OBJECTIVE: Retype, word for word, every line starting at the line with "Convert this screenshot" and ending with the final line of the entries; skip the pictures.

DATASET EXTRACT:
## START
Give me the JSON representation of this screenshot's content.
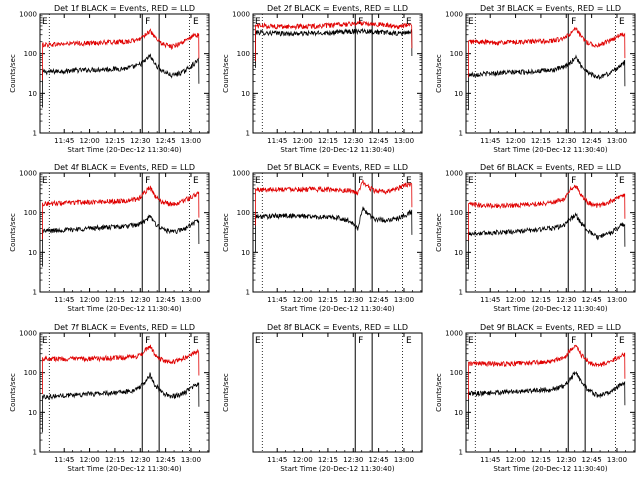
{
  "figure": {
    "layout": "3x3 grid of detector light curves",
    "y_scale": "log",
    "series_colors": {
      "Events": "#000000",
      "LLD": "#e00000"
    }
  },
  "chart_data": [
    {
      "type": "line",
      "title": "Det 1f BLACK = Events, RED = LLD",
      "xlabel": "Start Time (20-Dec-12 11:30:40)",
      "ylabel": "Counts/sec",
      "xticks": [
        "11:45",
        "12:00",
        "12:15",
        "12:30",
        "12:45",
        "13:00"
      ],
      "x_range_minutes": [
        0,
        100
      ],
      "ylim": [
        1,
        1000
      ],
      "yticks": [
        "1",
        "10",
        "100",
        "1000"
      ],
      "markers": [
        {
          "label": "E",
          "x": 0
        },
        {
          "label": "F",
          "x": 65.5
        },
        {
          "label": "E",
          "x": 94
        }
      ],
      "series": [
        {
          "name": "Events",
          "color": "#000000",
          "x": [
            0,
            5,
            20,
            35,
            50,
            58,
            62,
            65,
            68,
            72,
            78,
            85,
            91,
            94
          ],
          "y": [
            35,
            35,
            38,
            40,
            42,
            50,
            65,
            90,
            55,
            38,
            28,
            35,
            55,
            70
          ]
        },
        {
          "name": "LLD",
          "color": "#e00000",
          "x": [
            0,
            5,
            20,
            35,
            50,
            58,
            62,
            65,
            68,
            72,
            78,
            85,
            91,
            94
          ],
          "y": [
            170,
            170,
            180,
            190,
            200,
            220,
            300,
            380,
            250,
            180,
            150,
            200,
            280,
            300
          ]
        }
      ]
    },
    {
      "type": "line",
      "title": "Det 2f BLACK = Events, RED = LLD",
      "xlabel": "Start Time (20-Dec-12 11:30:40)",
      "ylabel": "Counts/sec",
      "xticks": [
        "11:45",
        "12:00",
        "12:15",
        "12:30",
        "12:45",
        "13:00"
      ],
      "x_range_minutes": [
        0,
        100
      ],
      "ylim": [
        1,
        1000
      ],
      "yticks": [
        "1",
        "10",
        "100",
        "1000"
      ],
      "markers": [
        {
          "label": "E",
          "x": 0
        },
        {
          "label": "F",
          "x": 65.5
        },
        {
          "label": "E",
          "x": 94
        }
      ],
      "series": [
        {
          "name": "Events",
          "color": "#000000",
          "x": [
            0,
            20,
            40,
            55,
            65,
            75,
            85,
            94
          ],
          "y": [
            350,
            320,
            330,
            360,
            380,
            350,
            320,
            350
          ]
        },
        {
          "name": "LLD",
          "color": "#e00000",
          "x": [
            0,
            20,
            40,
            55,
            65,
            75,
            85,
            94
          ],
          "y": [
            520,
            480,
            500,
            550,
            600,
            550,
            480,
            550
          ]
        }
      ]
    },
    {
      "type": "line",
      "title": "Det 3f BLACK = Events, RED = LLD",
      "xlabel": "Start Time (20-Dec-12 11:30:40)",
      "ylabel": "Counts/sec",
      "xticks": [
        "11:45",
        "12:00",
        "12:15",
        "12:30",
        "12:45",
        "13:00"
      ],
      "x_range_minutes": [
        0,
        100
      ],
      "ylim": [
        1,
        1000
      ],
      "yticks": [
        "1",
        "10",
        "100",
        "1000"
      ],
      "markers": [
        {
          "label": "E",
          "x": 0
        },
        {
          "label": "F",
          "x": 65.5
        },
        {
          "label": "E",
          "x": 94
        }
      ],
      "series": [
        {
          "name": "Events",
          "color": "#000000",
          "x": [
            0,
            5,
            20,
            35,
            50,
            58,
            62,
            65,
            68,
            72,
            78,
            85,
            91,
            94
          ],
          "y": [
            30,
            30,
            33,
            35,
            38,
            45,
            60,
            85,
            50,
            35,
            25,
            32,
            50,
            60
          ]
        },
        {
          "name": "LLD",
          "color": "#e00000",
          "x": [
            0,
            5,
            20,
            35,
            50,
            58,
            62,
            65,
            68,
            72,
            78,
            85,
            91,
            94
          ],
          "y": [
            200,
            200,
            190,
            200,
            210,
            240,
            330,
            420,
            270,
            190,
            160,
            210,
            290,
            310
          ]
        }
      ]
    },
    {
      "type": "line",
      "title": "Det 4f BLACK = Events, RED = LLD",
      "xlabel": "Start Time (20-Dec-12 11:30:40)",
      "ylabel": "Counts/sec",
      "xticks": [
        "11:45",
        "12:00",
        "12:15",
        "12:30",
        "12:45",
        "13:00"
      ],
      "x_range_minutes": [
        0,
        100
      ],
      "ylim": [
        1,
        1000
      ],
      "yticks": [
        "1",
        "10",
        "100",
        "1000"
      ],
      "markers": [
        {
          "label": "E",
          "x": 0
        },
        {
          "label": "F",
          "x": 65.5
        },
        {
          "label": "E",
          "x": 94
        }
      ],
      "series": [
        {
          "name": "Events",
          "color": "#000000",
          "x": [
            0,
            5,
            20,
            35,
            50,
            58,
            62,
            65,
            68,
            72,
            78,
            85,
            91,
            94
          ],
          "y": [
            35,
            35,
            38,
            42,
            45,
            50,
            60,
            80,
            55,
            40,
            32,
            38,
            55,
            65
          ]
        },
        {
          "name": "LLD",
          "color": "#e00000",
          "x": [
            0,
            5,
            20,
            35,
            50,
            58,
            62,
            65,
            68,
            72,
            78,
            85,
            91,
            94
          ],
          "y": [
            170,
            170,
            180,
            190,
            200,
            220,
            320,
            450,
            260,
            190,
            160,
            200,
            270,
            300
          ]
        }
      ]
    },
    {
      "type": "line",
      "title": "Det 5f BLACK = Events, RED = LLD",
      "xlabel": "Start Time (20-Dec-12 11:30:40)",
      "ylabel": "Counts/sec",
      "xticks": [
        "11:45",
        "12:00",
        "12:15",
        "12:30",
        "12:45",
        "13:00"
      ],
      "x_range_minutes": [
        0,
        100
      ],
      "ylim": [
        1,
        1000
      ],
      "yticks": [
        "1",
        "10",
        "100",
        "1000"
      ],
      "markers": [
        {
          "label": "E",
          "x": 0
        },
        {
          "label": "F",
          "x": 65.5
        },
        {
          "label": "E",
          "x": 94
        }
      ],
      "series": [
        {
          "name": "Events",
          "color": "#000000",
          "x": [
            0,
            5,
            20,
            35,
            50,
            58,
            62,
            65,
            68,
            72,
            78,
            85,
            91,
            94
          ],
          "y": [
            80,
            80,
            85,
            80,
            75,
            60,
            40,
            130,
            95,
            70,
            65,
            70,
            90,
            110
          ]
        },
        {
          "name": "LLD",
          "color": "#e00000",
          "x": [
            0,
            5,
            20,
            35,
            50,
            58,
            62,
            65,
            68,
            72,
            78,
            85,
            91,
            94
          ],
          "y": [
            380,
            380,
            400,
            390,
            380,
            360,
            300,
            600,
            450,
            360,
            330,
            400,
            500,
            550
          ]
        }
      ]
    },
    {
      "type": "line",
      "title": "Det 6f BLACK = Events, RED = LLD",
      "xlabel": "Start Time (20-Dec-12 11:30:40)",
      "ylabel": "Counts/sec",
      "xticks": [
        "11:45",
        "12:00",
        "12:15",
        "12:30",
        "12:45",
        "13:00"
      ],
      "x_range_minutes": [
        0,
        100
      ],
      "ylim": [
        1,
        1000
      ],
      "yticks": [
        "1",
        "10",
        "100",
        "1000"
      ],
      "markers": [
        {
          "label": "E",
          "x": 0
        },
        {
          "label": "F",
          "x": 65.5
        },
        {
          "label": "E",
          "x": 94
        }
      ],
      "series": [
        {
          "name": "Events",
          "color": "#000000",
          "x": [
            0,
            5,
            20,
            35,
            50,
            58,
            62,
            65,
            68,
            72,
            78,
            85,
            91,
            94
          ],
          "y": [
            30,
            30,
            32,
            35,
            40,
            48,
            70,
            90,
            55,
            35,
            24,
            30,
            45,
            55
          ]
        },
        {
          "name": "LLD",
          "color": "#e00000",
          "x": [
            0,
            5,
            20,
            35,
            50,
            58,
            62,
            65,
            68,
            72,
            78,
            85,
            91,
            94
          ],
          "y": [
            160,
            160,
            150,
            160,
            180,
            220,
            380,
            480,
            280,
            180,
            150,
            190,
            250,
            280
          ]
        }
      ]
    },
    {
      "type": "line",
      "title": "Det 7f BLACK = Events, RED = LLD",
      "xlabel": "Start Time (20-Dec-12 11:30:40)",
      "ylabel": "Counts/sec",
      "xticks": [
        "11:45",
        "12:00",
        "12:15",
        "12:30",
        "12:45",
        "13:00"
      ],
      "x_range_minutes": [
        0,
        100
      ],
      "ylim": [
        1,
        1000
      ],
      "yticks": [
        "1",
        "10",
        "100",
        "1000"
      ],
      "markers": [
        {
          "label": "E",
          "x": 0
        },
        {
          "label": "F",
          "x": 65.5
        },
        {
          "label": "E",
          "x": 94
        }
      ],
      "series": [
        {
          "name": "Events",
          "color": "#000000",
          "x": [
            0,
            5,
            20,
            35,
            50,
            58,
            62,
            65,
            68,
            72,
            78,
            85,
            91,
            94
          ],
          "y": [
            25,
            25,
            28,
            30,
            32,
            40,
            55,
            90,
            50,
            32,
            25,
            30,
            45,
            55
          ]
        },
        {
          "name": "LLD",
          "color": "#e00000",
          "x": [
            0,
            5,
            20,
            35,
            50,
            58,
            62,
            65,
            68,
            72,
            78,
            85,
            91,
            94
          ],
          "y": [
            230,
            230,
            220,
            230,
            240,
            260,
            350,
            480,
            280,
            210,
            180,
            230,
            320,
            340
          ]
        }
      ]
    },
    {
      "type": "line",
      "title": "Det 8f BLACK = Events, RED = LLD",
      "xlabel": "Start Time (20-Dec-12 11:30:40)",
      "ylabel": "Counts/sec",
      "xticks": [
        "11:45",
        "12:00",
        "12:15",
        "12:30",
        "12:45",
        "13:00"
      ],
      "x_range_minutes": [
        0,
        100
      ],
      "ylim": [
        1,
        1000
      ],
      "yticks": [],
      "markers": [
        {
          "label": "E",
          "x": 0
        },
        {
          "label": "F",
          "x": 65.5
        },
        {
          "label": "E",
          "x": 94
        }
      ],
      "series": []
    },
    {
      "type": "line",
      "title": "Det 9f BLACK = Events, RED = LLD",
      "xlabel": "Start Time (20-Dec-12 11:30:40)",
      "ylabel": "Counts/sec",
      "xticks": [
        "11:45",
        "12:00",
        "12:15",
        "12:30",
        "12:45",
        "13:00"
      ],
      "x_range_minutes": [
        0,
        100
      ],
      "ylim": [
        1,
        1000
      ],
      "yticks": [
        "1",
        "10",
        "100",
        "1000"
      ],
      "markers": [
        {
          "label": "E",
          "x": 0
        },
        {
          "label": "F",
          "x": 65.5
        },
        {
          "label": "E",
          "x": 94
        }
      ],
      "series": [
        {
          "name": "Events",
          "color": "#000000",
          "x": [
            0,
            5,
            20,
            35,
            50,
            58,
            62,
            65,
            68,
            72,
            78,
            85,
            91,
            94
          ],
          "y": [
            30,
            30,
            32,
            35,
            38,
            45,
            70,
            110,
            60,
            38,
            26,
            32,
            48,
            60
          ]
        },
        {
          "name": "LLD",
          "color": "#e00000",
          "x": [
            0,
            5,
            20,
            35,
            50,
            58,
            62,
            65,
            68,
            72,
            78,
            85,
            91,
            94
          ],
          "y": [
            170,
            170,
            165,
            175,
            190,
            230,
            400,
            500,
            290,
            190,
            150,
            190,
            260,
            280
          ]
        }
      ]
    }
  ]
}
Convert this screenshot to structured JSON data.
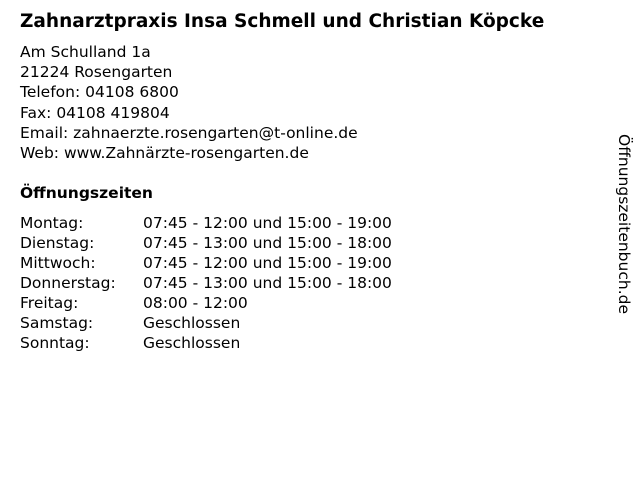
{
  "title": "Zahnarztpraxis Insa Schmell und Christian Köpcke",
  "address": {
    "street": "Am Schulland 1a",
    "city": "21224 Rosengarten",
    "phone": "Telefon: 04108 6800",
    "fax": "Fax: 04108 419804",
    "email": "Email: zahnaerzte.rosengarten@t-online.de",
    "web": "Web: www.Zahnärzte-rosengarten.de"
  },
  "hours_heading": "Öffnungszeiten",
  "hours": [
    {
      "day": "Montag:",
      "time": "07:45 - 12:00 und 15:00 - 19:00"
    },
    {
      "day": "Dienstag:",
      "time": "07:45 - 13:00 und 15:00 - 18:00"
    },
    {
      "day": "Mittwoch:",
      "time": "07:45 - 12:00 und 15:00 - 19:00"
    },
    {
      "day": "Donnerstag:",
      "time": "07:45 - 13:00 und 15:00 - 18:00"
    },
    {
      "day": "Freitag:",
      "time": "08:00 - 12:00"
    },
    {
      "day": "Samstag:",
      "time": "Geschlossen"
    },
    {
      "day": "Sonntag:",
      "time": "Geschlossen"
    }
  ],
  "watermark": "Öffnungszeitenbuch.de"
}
## END
WRITTEN SOLUTION:
Convert this screenshot to structured JSON data.
{
  "title": "Zahnarztpraxis Insa Schmell und Christian Köpcke",
  "address": {
    "street": "Am Schulland 1a",
    "city": "21224 Rosengarten",
    "phone": "Telefon: 04108 6800",
    "fax": "Fax: 04108 419804",
    "email": "Email: zahnaerzte.rosengarten@t-online.de",
    "web": "Web: www.Zahnärzte-rosengarten.de"
  },
  "hours_heading": "Öffnungszeiten",
  "hours": [
    {
      "day": "Montag:",
      "time": "07:45 - 12:00 und 15:00 - 19:00"
    },
    {
      "day": "Dienstag:",
      "time": "07:45 - 13:00 und 15:00 - 18:00"
    },
    {
      "day": "Mittwoch:",
      "time": "07:45 - 12:00 und 15:00 - 19:00"
    },
    {
      "day": "Donnerstag:",
      "time": "07:45 - 13:00 und 15:00 - 18:00"
    },
    {
      "day": "Freitag:",
      "time": "08:00 - 12:00"
    },
    {
      "day": "Samstag:",
      "time": "Geschlossen"
    },
    {
      "day": "Sonntag:",
      "time": "Geschlossen"
    }
  ],
  "watermark": "Öffnungszeitenbuch.de"
}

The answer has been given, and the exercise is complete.